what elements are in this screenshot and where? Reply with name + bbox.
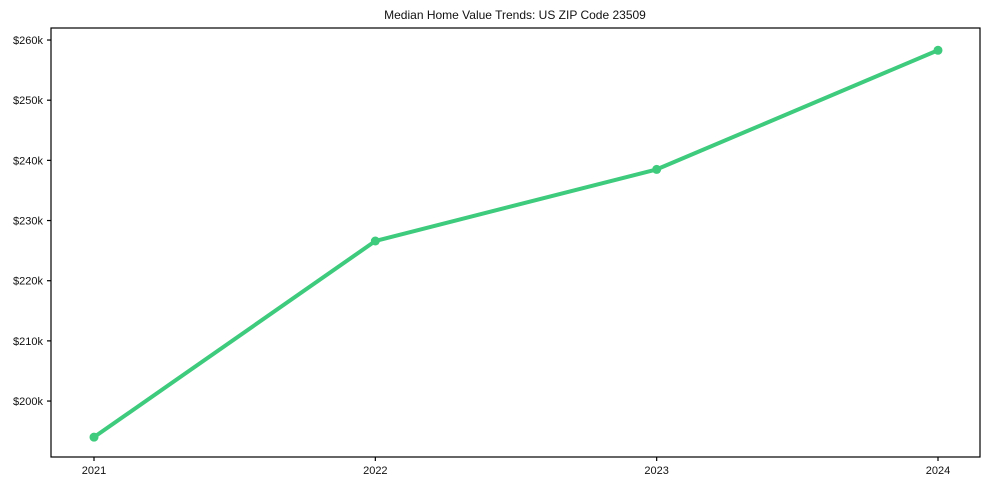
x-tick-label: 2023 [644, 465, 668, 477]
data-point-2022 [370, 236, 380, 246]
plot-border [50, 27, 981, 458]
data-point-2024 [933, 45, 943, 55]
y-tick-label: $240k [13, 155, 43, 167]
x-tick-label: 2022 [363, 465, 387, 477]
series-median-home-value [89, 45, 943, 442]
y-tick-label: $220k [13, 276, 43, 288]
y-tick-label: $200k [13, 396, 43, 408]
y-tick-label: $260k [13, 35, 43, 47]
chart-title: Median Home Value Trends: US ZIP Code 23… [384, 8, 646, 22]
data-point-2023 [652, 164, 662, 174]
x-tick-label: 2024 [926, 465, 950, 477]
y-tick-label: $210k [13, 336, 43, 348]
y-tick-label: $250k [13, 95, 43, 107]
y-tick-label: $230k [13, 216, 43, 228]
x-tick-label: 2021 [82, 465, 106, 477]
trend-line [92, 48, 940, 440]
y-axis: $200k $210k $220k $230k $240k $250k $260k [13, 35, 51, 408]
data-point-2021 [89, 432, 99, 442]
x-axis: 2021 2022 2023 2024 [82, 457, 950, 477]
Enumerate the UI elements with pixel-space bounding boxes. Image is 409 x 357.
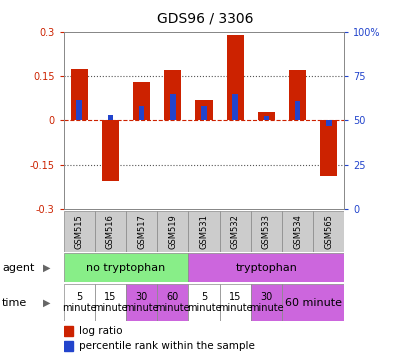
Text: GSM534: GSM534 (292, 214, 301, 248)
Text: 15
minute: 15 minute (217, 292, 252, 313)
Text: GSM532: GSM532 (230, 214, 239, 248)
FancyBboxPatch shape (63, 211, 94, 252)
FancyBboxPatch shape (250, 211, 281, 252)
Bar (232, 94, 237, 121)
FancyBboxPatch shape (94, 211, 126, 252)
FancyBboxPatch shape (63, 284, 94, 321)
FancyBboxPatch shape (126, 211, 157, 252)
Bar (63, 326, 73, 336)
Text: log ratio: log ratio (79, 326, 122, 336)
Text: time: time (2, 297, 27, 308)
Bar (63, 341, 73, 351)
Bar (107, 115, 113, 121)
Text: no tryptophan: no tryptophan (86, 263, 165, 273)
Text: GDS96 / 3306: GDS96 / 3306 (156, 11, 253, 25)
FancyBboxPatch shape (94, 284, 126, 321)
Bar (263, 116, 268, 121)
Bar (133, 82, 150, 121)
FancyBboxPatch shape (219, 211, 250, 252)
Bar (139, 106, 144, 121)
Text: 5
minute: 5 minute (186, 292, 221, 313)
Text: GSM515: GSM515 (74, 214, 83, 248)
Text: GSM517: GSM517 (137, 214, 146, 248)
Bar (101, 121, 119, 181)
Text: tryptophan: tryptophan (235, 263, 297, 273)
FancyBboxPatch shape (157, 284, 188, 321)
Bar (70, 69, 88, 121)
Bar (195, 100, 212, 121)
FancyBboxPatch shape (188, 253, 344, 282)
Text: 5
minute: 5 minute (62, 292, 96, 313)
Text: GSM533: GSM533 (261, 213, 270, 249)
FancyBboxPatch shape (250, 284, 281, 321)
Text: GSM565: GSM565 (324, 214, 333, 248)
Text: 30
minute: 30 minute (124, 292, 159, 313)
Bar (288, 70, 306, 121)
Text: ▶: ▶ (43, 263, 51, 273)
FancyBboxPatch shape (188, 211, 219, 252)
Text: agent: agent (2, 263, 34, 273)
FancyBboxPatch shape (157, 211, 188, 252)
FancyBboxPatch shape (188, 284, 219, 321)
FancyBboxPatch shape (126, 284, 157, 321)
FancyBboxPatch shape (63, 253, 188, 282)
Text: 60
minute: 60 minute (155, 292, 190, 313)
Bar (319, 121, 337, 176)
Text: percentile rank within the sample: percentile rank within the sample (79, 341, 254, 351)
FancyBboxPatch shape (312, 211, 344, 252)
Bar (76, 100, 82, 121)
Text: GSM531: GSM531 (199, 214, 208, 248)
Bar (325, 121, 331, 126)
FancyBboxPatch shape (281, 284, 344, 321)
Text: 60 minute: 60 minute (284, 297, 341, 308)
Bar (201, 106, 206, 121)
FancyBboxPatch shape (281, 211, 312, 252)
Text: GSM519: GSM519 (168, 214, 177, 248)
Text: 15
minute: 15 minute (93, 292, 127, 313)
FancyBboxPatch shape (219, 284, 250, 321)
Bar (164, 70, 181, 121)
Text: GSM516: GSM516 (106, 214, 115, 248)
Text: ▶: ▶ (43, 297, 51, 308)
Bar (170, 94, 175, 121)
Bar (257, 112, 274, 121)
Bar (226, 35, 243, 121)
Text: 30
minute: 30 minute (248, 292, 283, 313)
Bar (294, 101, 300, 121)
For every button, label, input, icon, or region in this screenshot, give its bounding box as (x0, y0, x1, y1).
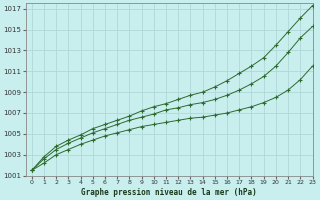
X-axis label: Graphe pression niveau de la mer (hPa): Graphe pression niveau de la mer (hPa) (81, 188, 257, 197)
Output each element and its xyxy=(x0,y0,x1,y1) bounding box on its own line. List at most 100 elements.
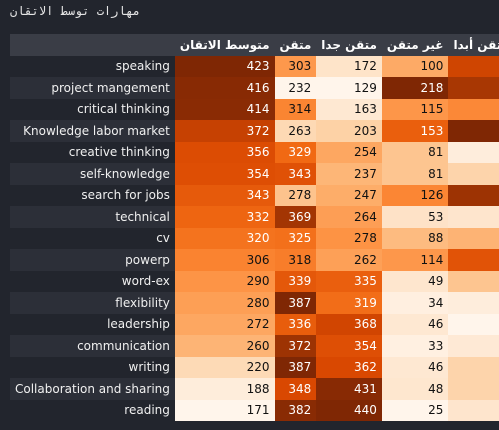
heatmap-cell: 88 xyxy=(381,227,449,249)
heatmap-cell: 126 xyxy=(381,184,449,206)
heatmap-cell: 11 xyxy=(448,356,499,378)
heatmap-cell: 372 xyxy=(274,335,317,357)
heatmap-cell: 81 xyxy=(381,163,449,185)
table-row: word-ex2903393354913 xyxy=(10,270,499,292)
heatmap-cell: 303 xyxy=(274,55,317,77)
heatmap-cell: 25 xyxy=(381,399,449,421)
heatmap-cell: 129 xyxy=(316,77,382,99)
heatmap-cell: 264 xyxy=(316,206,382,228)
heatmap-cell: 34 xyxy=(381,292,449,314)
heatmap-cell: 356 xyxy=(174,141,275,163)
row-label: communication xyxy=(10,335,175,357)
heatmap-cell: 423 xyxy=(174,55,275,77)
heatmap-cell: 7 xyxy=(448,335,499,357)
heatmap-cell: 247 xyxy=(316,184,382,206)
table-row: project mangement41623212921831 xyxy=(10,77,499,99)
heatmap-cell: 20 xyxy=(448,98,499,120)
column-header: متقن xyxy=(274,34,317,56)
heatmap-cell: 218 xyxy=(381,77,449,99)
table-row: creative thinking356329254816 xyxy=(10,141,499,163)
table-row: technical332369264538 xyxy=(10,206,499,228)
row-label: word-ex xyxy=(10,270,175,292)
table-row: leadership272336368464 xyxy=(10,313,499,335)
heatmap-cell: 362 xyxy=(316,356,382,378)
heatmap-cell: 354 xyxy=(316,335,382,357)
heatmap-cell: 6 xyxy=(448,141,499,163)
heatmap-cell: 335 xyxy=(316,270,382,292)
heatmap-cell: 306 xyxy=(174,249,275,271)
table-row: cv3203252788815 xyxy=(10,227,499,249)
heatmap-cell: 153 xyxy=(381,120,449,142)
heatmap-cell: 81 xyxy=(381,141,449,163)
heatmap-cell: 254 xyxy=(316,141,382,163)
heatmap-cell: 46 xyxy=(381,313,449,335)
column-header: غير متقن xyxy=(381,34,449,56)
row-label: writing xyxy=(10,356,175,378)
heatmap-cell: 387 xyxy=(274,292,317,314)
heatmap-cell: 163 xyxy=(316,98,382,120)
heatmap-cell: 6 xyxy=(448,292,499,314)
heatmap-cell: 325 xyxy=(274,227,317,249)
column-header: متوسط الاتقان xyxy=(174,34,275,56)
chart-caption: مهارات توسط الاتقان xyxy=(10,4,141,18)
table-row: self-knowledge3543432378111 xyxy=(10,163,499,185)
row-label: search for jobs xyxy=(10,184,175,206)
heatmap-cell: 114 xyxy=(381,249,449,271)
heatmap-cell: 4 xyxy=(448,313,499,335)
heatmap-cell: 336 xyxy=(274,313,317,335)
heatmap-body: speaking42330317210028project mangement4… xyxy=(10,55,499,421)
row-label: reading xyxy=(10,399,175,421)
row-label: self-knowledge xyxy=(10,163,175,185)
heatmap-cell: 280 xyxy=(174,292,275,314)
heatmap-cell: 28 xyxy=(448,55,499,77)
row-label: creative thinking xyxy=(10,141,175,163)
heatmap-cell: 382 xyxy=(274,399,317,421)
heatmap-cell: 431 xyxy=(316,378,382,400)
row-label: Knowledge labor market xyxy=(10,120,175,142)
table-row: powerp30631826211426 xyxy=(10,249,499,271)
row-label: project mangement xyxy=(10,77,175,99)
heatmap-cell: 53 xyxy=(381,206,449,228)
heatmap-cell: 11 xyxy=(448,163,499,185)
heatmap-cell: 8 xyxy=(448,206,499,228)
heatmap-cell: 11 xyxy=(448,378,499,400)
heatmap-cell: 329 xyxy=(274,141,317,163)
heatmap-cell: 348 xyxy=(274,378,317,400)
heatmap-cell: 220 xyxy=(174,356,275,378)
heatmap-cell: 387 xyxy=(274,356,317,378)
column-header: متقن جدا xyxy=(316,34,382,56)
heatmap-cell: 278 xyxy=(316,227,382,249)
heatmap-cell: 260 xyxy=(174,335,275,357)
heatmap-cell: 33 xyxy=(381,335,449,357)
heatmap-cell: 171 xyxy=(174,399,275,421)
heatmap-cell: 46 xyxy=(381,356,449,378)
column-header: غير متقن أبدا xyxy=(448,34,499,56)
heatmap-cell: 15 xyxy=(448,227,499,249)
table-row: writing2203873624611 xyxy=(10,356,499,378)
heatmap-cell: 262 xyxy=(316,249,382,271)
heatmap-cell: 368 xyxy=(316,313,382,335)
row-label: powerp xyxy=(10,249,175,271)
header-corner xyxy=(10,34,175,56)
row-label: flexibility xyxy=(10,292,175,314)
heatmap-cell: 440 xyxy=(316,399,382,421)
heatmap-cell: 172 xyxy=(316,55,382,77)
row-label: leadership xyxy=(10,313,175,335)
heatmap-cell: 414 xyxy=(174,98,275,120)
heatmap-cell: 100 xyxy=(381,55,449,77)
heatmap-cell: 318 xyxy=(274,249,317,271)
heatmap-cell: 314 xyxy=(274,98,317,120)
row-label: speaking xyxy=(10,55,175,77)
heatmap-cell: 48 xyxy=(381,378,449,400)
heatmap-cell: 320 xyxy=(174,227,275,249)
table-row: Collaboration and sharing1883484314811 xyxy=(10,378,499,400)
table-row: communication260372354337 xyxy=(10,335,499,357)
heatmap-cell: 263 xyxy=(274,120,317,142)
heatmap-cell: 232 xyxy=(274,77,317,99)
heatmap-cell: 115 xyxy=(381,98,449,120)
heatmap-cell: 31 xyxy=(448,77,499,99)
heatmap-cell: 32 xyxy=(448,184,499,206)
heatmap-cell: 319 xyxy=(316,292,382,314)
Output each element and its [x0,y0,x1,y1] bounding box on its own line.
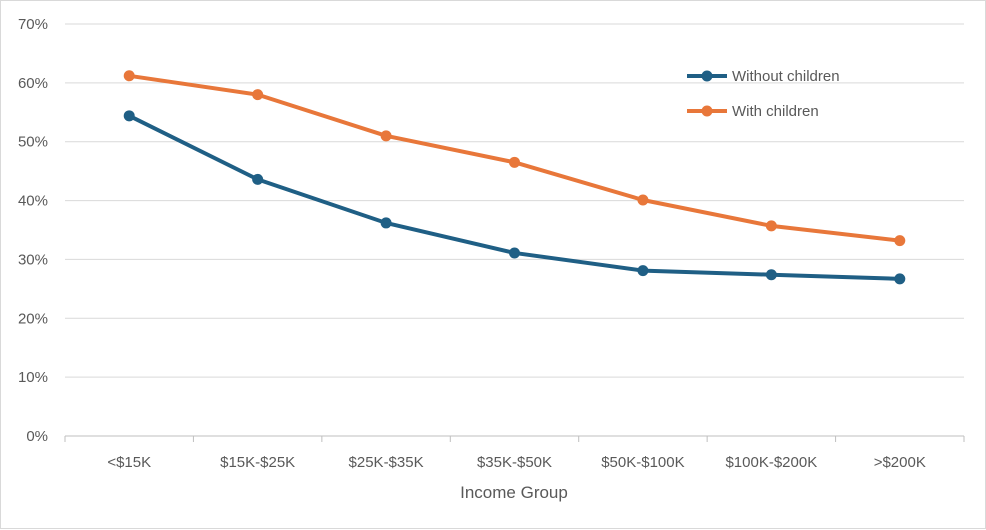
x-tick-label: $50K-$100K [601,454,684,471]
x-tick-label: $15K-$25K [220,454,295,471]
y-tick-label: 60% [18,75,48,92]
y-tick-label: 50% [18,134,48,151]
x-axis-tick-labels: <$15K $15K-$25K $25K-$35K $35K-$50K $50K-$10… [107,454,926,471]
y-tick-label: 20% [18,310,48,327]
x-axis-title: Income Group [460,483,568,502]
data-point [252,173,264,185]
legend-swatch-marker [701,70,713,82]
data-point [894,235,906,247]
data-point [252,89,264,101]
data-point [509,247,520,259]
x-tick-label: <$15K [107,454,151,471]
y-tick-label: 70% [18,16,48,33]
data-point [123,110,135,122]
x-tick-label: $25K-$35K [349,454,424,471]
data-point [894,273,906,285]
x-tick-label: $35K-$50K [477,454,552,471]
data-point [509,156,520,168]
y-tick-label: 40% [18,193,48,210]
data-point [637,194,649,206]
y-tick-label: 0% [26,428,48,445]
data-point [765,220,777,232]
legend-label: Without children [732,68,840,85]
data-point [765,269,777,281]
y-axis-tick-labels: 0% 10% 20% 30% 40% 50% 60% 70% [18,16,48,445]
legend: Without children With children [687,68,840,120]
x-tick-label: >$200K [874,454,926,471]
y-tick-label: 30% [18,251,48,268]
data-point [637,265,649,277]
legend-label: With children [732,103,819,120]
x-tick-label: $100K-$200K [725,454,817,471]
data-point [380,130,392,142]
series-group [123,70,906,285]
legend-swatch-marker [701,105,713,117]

* * * * * * *

== GOAL ==
Copy the data word for word from its first line through the line containing "Enumerate the UI", including that line, and omit the pictures from your copy.

== CORRECT ANSWER ==
what elements are in this screenshot and where? Reply with name + bbox.
x-tick-label: 2023 [644, 465, 668, 477]
data-point-2022 [370, 236, 380, 246]
plot-border [50, 27, 981, 458]
data-point-2024 [933, 45, 943, 55]
y-tick-label: $240k [13, 155, 43, 167]
x-tick-label: 2022 [363, 465, 387, 477]
series-median-home-value [89, 45, 943, 442]
y-tick-label: $220k [13, 276, 43, 288]
y-tick-label: $200k [13, 396, 43, 408]
y-tick-label: $260k [13, 35, 43, 47]
chart-title: Median Home Value Trends: US ZIP Code 23… [384, 8, 646, 22]
data-point-2023 [652, 164, 662, 174]
x-tick-label: 2024 [926, 465, 950, 477]
y-tick-label: $210k [13, 336, 43, 348]
y-tick-label: $250k [13, 95, 43, 107]
y-tick-label: $230k [13, 216, 43, 228]
x-tick-label: 2021 [82, 465, 106, 477]
trend-line [92, 48, 940, 440]
y-axis: $200k $210k $220k $230k $240k $250k $260k [13, 35, 51, 408]
data-point-2021 [89, 432, 99, 442]
x-axis: 2021 2022 2023 2024 [82, 457, 950, 477]
Enumerate the UI elements with pixel-space bounding boxes. Image is 409 x 357.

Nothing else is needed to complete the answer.